*Exercise description*.
Extract each line of the data below exactly as written.
** Begin Records shown **
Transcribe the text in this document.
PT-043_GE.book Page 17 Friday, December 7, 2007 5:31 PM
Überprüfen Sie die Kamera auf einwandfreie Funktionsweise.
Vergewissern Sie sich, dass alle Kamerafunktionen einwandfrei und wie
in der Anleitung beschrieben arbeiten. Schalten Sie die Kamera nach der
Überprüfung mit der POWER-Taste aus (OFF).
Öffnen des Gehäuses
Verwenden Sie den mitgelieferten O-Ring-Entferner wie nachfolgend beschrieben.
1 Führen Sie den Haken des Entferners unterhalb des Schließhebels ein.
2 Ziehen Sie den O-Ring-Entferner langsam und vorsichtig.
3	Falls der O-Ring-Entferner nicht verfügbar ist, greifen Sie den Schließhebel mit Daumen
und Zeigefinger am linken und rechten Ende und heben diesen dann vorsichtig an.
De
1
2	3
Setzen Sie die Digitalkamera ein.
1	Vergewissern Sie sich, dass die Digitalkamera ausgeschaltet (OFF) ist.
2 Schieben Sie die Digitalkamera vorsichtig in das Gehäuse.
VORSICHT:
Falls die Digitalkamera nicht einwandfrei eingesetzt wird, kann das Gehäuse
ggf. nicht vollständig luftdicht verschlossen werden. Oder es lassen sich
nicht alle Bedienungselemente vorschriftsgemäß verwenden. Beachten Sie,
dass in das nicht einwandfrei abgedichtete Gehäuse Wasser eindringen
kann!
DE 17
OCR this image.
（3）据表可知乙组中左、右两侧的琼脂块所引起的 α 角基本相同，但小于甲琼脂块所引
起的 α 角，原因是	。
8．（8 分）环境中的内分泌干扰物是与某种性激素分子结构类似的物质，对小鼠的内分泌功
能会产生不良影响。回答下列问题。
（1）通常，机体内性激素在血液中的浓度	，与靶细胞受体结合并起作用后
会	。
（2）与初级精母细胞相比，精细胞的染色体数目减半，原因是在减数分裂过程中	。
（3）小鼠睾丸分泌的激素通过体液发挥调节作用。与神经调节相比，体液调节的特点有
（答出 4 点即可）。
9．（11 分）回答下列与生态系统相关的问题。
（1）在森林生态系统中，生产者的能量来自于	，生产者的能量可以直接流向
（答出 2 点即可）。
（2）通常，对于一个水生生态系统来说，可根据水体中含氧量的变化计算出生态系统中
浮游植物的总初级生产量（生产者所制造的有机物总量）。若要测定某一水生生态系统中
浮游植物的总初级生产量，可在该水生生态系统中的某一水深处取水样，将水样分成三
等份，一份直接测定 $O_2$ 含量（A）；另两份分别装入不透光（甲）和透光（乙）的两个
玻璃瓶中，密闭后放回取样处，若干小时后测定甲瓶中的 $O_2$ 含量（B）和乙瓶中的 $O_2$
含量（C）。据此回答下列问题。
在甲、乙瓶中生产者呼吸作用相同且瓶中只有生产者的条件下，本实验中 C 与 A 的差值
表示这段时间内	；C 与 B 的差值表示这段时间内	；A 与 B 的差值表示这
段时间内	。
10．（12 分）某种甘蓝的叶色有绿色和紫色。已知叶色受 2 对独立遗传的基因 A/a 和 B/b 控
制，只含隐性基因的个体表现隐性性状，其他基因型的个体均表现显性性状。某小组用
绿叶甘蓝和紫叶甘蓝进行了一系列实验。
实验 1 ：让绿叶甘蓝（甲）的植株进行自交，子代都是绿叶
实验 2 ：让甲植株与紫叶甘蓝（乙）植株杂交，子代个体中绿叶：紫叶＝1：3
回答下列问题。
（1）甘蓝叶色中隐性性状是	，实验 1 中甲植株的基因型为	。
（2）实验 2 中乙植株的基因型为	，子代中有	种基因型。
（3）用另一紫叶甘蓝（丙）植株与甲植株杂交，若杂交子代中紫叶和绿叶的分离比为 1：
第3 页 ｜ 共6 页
** End Records shown **
*The reply*.
Transcribe the text in this document.
PT-043_GE.book Page 17 Friday, December 7, 2007 5:31 PM
Überprüfen Sie die Kamera auf einwandfreie Funktionsweise.
Vergewissern Sie sich, dass alle Kamerafunktionen einwandfrei und wie
in der Anleitung beschrieben arbeiten. Schalten Sie die Kamera nach der
Überprüfung mit der POWER-Taste aus (OFF).
Öffnen des Gehäuses
Verwenden Sie den mitgelieferten O-Ring-Entferner wie nachfolgend beschrieben.
1 Führen Sie den Haken des Entferners unterhalb des Schließhebels ein.
2 Ziehen Sie den O-Ring-Entferner langsam und vorsichtig.
3	Falls der O-Ring-Entferner nicht verfügbar ist, greifen Sie den Schließhebel mit Daumen
und Zeigefinger am linken und rechten Ende und heben diesen dann vorsichtig an.
De
1
2	3
Setzen Sie die Digitalkamera ein.
1	Vergewissern Sie sich, dass die Digitalkamera ausgeschaltet (OFF) ist.
2 Schieben Sie die Digitalkamera vorsichtig in das Gehäuse.
VORSICHT:
Falls die Digitalkamera nicht einwandfrei eingesetzt wird, kann das Gehäuse
ggf. nicht vollständig luftdicht verschlossen werden. Oder es lassen sich
nicht alle Bedienungselemente vorschriftsgemäß verwenden. Beachten Sie,
dass in das nicht einwandfrei abgedichtete Gehäuse Wasser eindringen
kann!
DE 17
OCR this image.
（3）据表可知乙组中左、右两侧的琼脂块所引起的 α 角基本相同，但小于甲琼脂块所引
起的 α 角，原因是	。
8．（8 分）环境中的内分泌干扰物是与某种性激素分子结构类似的物质，对小鼠的内分泌功
能会产生不良影响。回答下列问题。
（1）通常，机体内性激素在血液中的浓度	，与靶细胞受体结合并起作用后
会	。
（2）与初级精母细胞相比，精细胞的染色体数目减半，原因是在减数分裂过程中	。
（3）小鼠睾丸分泌的激素通过体液发挥调节作用。与神经调节相比，体液调节的特点有
（答出 4 点即可）。
9．（11 分）回答下列与生态系统相关的问题。
（1）在森林生态系统中，生产者的能量来自于	，生产者的能量可以直接流向
（答出 2 点即可）。
（2）通常，对于一个水生生态系统来说，可根据水体中含氧量的变化计算出生态系统中
浮游植物的总初级生产量（生产者所制造的有机物总量）。若要测定某一水生生态系统中
浮游植物的总初级生产量，可在该水生生态系统中的某一水深处取水样，将水样分成三
等份，一份直接测定 $O_2$ 含量（A）；另两份分别装入不透光（甲）和透光（乙）的两个
玻璃瓶中，密闭后放回取样处，若干小时后测定甲瓶中的 $O_2$ 含量（B）和乙瓶中的 $O_2$
含量（C）。据此回答下列问题。
在甲、乙瓶中生产者呼吸作用相同且瓶中只有生产者的条件下，本实验中 C 与 A 的差值
表示这段时间内	；C 与 B 的差值表示这段时间内	；A 与 B 的差值表示这
段时间内	。
10．（12 分）某种甘蓝的叶色有绿色和紫色。已知叶色受 2 对独立遗传的基因 A/a 和 B/b 控
制，只含隐性基因的个体表现隐性性状，其他基因型的个体均表现显性性状。某小组用
绿叶甘蓝和紫叶甘蓝进行了一系列实验。
实验 1 ：让绿叶甘蓝（甲）的植株进行自交，子代都是绿叶
实验 2 ：让甲植株与紫叶甘蓝（乙）植株杂交，子代个体中绿叶：紫叶＝1：3
回答下列问题。
（1）甘蓝叶色中隐性性状是	，实验 1 中甲植株的基因型为	。
（2）实验 2 中乙植株的基因型为	，子代中有	种基因型。
（3）用另一紫叶甘蓝（丙）植株与甲植株杂交，若杂交子代中紫叶和绿叶的分离比为 1：
第3 页 ｜ 共6 页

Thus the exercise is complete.